START Raw records

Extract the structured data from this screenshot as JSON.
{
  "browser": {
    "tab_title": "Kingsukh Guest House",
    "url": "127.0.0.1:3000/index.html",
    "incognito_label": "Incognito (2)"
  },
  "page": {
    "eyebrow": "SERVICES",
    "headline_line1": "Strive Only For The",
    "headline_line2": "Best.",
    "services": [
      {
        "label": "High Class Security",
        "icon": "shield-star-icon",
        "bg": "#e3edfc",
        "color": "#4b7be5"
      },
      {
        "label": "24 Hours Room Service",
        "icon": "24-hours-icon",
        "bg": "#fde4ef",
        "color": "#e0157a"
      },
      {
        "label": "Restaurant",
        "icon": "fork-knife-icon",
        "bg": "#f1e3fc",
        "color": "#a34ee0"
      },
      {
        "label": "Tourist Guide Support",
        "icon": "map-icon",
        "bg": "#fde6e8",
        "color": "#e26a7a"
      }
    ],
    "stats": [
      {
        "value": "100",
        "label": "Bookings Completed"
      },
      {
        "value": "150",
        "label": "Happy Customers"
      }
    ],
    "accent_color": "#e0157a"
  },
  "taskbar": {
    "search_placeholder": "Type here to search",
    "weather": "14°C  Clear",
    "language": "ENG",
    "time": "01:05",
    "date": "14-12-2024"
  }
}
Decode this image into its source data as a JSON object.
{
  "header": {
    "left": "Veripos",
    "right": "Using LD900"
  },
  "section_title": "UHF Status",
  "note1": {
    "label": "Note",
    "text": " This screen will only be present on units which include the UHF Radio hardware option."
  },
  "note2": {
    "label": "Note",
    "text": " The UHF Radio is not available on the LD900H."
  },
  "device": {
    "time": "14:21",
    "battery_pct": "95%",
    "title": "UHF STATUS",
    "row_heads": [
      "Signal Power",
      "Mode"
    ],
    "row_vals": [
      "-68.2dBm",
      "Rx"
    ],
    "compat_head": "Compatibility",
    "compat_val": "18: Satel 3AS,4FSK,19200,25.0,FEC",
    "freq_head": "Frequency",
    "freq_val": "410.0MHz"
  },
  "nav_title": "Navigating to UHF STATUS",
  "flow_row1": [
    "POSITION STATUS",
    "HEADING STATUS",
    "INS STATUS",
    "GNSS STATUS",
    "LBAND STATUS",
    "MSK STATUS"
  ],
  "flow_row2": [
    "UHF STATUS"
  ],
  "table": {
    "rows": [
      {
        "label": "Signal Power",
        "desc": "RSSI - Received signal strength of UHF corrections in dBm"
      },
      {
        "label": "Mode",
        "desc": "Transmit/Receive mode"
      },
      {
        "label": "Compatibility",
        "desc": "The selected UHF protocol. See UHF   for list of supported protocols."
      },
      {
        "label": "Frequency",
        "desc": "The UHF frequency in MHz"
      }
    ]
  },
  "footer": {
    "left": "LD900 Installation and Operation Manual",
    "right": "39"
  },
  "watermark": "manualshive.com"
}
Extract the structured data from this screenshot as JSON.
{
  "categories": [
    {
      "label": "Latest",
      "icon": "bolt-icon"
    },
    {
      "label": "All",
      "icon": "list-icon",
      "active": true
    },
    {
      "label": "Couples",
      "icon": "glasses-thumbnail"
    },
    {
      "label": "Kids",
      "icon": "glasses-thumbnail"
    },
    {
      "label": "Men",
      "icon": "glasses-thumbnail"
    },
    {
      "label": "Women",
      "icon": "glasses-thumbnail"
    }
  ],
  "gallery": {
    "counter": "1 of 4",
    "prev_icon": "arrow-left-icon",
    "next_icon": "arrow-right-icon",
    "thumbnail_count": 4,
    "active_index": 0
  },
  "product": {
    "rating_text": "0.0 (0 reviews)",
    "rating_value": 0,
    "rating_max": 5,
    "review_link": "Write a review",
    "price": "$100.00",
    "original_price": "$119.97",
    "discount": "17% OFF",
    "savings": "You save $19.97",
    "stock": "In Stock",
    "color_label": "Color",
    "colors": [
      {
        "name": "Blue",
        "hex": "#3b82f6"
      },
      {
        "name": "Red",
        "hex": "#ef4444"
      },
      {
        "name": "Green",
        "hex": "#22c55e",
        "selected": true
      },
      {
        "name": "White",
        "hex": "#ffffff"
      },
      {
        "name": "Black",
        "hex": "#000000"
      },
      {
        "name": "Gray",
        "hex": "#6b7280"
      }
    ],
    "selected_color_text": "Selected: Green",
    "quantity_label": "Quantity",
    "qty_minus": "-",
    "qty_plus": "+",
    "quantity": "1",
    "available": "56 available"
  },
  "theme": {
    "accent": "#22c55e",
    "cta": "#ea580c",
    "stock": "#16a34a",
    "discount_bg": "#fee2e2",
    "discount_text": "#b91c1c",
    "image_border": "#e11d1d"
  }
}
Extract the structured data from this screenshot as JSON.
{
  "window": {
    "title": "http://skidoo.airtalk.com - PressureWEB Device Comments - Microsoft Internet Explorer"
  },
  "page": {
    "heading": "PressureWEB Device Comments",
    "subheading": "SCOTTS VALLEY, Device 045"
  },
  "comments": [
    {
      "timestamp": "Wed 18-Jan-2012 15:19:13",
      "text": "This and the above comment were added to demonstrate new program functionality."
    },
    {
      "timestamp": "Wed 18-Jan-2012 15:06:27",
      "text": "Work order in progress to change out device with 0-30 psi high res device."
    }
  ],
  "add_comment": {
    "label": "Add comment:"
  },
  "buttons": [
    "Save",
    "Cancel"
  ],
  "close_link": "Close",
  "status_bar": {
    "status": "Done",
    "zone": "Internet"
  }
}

END Raw records

> _What you need to do_:
Repeat the records above exactly, leaving none out.

> _Reply to the task_:
Extract the structured data from this screenshot as JSON.
{
  "browser": {
    "tab_title": "Kingsukh Guest House",
    "url": "127.0.0.1:3000/index.html",
    "incognito_label": "Incognito (2)"
  },
  "page": {
    "eyebrow": "SERVICES",
    "headline_line1": "Strive Only For The",
    "headline_line2": "Best.",
    "services": [
      {
        "label": "High Class Security",
        "icon": "shield-star-icon",
        "bg": "#e3edfc",
        "color": "#4b7be5"
      },
      {
        "label": "24 Hours Room Service",
        "icon": "24-hours-icon",
        "bg": "#fde4ef",
        "color": "#e0157a"
      },
      {
        "label": "Restaurant",
        "icon": "fork-knife-icon",
        "bg": "#f1e3fc",
        "color": "#a34ee0"
      },
      {
        "label": "Tourist Guide Support",
        "icon": "map-icon",
        "bg": "#fde6e8",
        "color": "#e26a7a"
      }
    ],
    "stats": [
      {
        "value": "100",
        "label": "Bookings Completed"
      },
      {
        "value": "150",
        "label": "Happy Customers"
      }
    ],
    "accent_color": "#e0157a"
  },
  "taskbar": {
    "search_placeholder": "Type here to search",
    "weather": "14°C  Clear",
    "language": "ENG",
    "time": "01:05",
    "date": "14-12-2024"
  }
}
Decode this image into its source data as a JSON object.
{
  "header": {
    "left": "Veripos",
    "right": "Using LD900"
  },
  "section_title": "UHF Status",
  "note1": {
    "label": "Note",
    "text": " This screen will only be present on units which include the UHF Radio hardware option."
  },
  "note2": {
    "label": "Note",
    "text": " The UHF Radio is not available on the LD900H."
  },
  "device": {
    "time": "14:21",
    "battery_pct": "95%",
    "title": "UHF STATUS",
    "row_heads": [
      "Signal Power",
      "Mode"
    ],
    "row_vals": [
      "-68.2dBm",
      "Rx"
    ],
    "compat_head": "Compatibility",
    "compat_val": "18: Satel 3AS,4FSK,19200,25.0,FEC",
    "freq_head": "Frequency",
    "freq_val": "410.0MHz"
  },
  "nav_title": "Navigating to UHF STATUS",
  "flow_row1": [
    "POSITION STATUS",
    "HEADING STATUS",
    "INS STATUS",
    "GNSS STATUS",
    "LBAND STATUS",
    "MSK STATUS"
  ],
  "flow_row2": [
    "UHF STATUS"
  ],
  "table": {
    "rows": [
      {
        "label": "Signal Power",
        "desc": "RSSI - Received signal strength of UHF corrections in dBm"
      },
      {
        "label": "Mode",
        "desc": "Transmit/Receive mode"
      },
      {
        "label": "Compatibility",
        "desc": "The selected UHF protocol. See UHF   for list of supported protocols."
      },
      {
        "label": "Frequency",
        "desc": "The UHF frequency in MHz"
      }
    ]
  },
  "footer": {
    "left": "LD900 Installation and Operation Manual",
    "right": "39"
  },
  "watermark": "manualshive.com"
}
Extract the structured data from this screenshot as JSON.
{
  "categories": [
    {
      "label": "Latest",
      "icon": "bolt-icon"
    },
    {
      "label": "All",
      "icon": "list-icon",
      "active": true
    },
    {
      "label": "Couples",
      "icon": "glasses-thumbnail"
    },
    {
      "label": "Kids",
      "icon": "glasses-thumbnail"
    },
    {
      "label": "Men",
      "icon": "glasses-thumbnail"
    },
    {
      "label": "Women",
      "icon": "glasses-thumbnail"
    }
  ],
  "gallery": {
    "counter": "1 of 4",
    "prev_icon": "arrow-left-icon",
    "next_icon": "arrow-right-icon",
    "thumbnail_count": 4,
    "active_index": 0
  },
  "product": {
    "rating_text": "0.0 (0 reviews)",
    "rating_value": 0,
    "rating_max": 5,
    "review_link": "Write a review",
    "price": "$100.00",
    "original_price": "$119.97",
    "discount": "17% OFF",
    "savings": "You save $19.97",
    "stock": "In Stock",
    "color_label": "Color",
    "colors": [
      {
        "name": "Blue",
        "hex": "#3b82f6"
      },
      {
        "name": "Red",
        "hex": "#ef4444"
      },
      {
        "name": "Green",
        "hex": "#22c55e",
        "selected": true
      },
      {
        "name": "White",
        "hex": "#ffffff"
      },
      {
        "name": "Black",
        "hex": "#000000"
      },
      {
        "name": "Gray",
        "hex": "#6b7280"
      }
    ],
    "selected_color_text": "Selected: Green",
    "quantity_label": "Quantity",
    "qty_minus": "-",
    "qty_plus": "+",
    "quantity": "1",
    "available": "56 available"
  },
  "theme": {
    "accent": "#22c55e",
    "cta": "#ea580c",
    "stock": "#16a34a",
    "discount_bg": "#fee2e2",
    "discount_text": "#b91c1c",
    "image_border": "#e11d1d"
  }
}
Extract the structured data from this screenshot as JSON.
{
  "window": {
    "title": "http://skidoo.airtalk.com - PressureWEB Device Comments - Microsoft Internet Explorer"
  },
  "page": {
    "heading": "PressureWEB Device Comments",
    "subheading": "SCOTTS VALLEY, Device 045"
  },
  "comments": [
    {
      "timestamp": "Wed 18-Jan-2012 15:19:13",
      "text": "This and the above comment were added to demonstrate new program functionality."
    },
    {
      "timestamp": "Wed 18-Jan-2012 15:06:27",
      "text": "Work order in progress to change out device with 0-30 psi high res device."
    }
  ],
  "add_comment": {
    "label": "Add comment:"
  },
  "buttons": [
    "Save",
    "Cancel"
  ],
  "close_link": "Close",
  "status_bar": {
    "status": "Done",
    "zone": "Internet"
  }
}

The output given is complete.